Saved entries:
■ ■ ■

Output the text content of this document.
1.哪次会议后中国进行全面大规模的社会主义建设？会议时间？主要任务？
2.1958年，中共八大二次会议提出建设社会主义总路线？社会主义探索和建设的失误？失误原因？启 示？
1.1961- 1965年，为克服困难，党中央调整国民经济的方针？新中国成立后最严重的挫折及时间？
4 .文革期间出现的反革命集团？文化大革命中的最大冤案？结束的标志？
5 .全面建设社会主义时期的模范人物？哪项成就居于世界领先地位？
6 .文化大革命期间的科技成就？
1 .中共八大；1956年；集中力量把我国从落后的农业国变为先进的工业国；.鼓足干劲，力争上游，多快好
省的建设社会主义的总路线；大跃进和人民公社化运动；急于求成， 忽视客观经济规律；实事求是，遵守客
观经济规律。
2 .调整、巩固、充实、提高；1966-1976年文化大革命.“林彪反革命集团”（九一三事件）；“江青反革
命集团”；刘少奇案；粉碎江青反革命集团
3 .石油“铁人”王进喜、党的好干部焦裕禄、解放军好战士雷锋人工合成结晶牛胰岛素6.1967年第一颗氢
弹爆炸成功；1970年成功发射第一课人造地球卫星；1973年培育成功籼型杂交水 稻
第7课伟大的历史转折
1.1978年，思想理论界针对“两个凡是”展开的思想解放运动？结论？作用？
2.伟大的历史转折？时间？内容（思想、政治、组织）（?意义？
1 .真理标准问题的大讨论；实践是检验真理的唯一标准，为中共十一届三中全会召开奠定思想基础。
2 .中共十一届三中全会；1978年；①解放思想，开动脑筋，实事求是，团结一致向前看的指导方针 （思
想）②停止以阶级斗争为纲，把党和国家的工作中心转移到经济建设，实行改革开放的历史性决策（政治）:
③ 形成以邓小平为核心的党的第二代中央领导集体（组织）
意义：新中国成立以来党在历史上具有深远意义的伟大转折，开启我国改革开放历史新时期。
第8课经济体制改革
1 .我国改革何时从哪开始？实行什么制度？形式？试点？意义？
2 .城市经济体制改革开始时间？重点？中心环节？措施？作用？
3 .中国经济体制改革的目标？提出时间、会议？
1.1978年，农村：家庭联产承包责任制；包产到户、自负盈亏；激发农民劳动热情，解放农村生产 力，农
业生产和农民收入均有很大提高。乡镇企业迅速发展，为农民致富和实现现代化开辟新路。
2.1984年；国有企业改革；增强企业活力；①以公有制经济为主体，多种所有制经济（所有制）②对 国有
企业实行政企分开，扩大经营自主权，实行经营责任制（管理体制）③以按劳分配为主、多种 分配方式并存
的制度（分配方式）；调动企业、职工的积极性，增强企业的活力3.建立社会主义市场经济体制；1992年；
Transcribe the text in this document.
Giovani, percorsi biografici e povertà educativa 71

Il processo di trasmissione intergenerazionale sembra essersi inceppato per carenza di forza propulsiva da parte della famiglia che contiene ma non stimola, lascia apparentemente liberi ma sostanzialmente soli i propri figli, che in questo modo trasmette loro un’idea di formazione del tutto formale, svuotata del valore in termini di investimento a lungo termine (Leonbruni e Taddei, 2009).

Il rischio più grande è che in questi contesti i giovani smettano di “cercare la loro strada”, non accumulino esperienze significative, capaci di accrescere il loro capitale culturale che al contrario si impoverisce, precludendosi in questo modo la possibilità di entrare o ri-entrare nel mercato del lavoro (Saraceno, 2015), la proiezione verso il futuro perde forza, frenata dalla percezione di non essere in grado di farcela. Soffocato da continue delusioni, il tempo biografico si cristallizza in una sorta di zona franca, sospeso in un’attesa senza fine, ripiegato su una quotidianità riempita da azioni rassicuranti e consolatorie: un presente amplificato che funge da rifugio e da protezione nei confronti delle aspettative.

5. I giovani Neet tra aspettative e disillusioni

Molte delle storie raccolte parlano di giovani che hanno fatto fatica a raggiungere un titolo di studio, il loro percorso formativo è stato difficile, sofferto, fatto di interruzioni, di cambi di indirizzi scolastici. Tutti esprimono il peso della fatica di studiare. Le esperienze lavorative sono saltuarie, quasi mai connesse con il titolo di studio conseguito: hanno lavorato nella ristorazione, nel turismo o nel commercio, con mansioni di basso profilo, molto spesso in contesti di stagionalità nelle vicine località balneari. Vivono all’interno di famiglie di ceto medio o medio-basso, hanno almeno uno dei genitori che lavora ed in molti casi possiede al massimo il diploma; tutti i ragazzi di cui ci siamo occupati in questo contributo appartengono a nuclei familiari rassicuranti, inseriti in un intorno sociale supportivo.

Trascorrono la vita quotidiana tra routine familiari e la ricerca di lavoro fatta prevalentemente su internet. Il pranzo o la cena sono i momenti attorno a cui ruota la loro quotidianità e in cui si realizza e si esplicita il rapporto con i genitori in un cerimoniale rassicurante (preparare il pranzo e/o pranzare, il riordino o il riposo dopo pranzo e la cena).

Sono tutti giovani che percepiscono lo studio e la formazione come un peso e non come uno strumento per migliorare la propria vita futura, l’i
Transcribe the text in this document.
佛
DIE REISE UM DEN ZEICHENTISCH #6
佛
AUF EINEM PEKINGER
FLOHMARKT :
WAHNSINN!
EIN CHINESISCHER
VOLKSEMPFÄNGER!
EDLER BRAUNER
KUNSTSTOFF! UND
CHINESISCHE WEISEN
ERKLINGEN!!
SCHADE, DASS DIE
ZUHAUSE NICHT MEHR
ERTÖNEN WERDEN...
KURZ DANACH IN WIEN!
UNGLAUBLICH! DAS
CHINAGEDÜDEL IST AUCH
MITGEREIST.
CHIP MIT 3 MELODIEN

■ ■ ■

- Exercise objective
Return the listing above in full, character for character.

- Correct answer
Output the text content of this document.
1.哪次会议后中国进行全面大规模的社会主义建设？会议时间？主要任务？
2.1958年，中共八大二次会议提出建设社会主义总路线？社会主义探索和建设的失误？失误原因？启 示？
1.1961- 1965年，为克服困难，党中央调整国民经济的方针？新中国成立后最严重的挫折及时间？
4 .文革期间出现的反革命集团？文化大革命中的最大冤案？结束的标志？
5 .全面建设社会主义时期的模范人物？哪项成就居于世界领先地位？
6 .文化大革命期间的科技成就？
1 .中共八大；1956年；集中力量把我国从落后的农业国变为先进的工业国；.鼓足干劲，力争上游，多快好
省的建设社会主义的总路线；大跃进和人民公社化运动；急于求成， 忽视客观经济规律；实事求是，遵守客
观经济规律。
2 .调整、巩固、充实、提高；1966-1976年文化大革命.“林彪反革命集团”（九一三事件）；“江青反革
命集团”；刘少奇案；粉碎江青反革命集团
3 .石油“铁人”王进喜、党的好干部焦裕禄、解放军好战士雷锋人工合成结晶牛胰岛素6.1967年第一颗氢
弹爆炸成功；1970年成功发射第一课人造地球卫星；1973年培育成功籼型杂交水 稻
第7课伟大的历史转折
1.1978年，思想理论界针对“两个凡是”展开的思想解放运动？结论？作用？
2.伟大的历史转折？时间？内容（思想、政治、组织）（?意义？
1 .真理标准问题的大讨论；实践是检验真理的唯一标准，为中共十一届三中全会召开奠定思想基础。
2 .中共十一届三中全会；1978年；①解放思想，开动脑筋，实事求是，团结一致向前看的指导方针 （思
想）②停止以阶级斗争为纲，把党和国家的工作中心转移到经济建设，实行改革开放的历史性决策（政治）:
③ 形成以邓小平为核心的党的第二代中央领导集体（组织）
意义：新中国成立以来党在历史上具有深远意义的伟大转折，开启我国改革开放历史新时期。
第8课经济体制改革
1 .我国改革何时从哪开始？实行什么制度？形式？试点？意义？
2 .城市经济体制改革开始时间？重点？中心环节？措施？作用？
3 .中国经济体制改革的目标？提出时间、会议？
1.1978年，农村：家庭联产承包责任制；包产到户、自负盈亏；激发农民劳动热情，解放农村生产 力，农
业生产和农民收入均有很大提高。乡镇企业迅速发展，为农民致富和实现现代化开辟新路。
2.1984年；国有企业改革；增强企业活力；①以公有制经济为主体，多种所有制经济（所有制）②对 国有
企业实行政企分开，扩大经营自主权，实行经营责任制（管理体制）③以按劳分配为主、多种 分配方式并存
的制度（分配方式）；调动企业、职工的积极性，增强企业的活力3.建立社会主义市场经济体制；1992年；
Transcribe the text in this document.
Giovani, percorsi biografici e povertà educativa 71

Il processo di trasmissione intergenerazionale sembra essersi inceppato per carenza di forza propulsiva da parte della famiglia che contiene ma non stimola, lascia apparentemente liberi ma sostanzialmente soli i propri figli, che in questo modo trasmette loro un’idea di formazione del tutto formale, svuotata del valore in termini di investimento a lungo termine (Leonbruni e Taddei, 2009).

Il rischio più grande è che in questi contesti i giovani smettano di “cercare la loro strada”, non accumulino esperienze significative, capaci di accrescere il loro capitale culturale che al contrario si impoverisce, precludendosi in questo modo la possibilità di entrare o ri-entrare nel mercato del lavoro (Saraceno, 2015), la proiezione verso il futuro perde forza, frenata dalla percezione di non essere in grado di farcela. Soffocato da continue delusioni, il tempo biografico si cristallizza in una sorta di zona franca, sospeso in un’attesa senza fine, ripiegato su una quotidianità riempita da azioni rassicuranti e consolatorie: un presente amplificato che funge da rifugio e da protezione nei confronti delle aspettative.

5. I giovani Neet tra aspettative e disillusioni

Molte delle storie raccolte parlano di giovani che hanno fatto fatica a raggiungere un titolo di studio, il loro percorso formativo è stato difficile, sofferto, fatto di interruzioni, di cambi di indirizzi scolastici. Tutti esprimono il peso della fatica di studiare. Le esperienze lavorative sono saltuarie, quasi mai connesse con il titolo di studio conseguito: hanno lavorato nella ristorazione, nel turismo o nel commercio, con mansioni di basso profilo, molto spesso in contesti di stagionalità nelle vicine località balneari. Vivono all’interno di famiglie di ceto medio o medio-basso, hanno almeno uno dei genitori che lavora ed in molti casi possiede al massimo il diploma; tutti i ragazzi di cui ci siamo occupati in questo contributo appartengono a nuclei familiari rassicuranti, inseriti in un intorno sociale supportivo.

Trascorrono la vita quotidiana tra routine familiari e la ricerca di lavoro fatta prevalentemente su internet. Il pranzo o la cena sono i momenti attorno a cui ruota la loro quotidianità e in cui si realizza e si esplicita il rapporto con i genitori in un cerimoniale rassicurante (preparare il pranzo e/o pranzare, il riordino o il riposo dopo pranzo e la cena).

Sono tutti giovani che percepiscono lo studio e la formazione come un peso e non come uno strumento per migliorare la propria vita futura, l’i
Transcribe the text in this document.
佛
DIE REISE UM DEN ZEICHENTISCH #6
佛
AUF EINEM PEKINGER
FLOHMARKT :
WAHNSINN!
EIN CHINESISCHER
VOLKSEMPFÄNGER!
EDLER BRAUNER
KUNSTSTOFF! UND
CHINESISCHE WEISEN
ERKLINGEN!!
SCHADE, DASS DIE
ZUHAUSE NICHT MEHR
ERTÖNEN WERDEN...
KURZ DANACH IN WIEN!
UNGLAUBLICH! DAS
CHINAGEDÜDEL IST AUCH
MITGEREIST.
CHIP MIT 3 MELODIEN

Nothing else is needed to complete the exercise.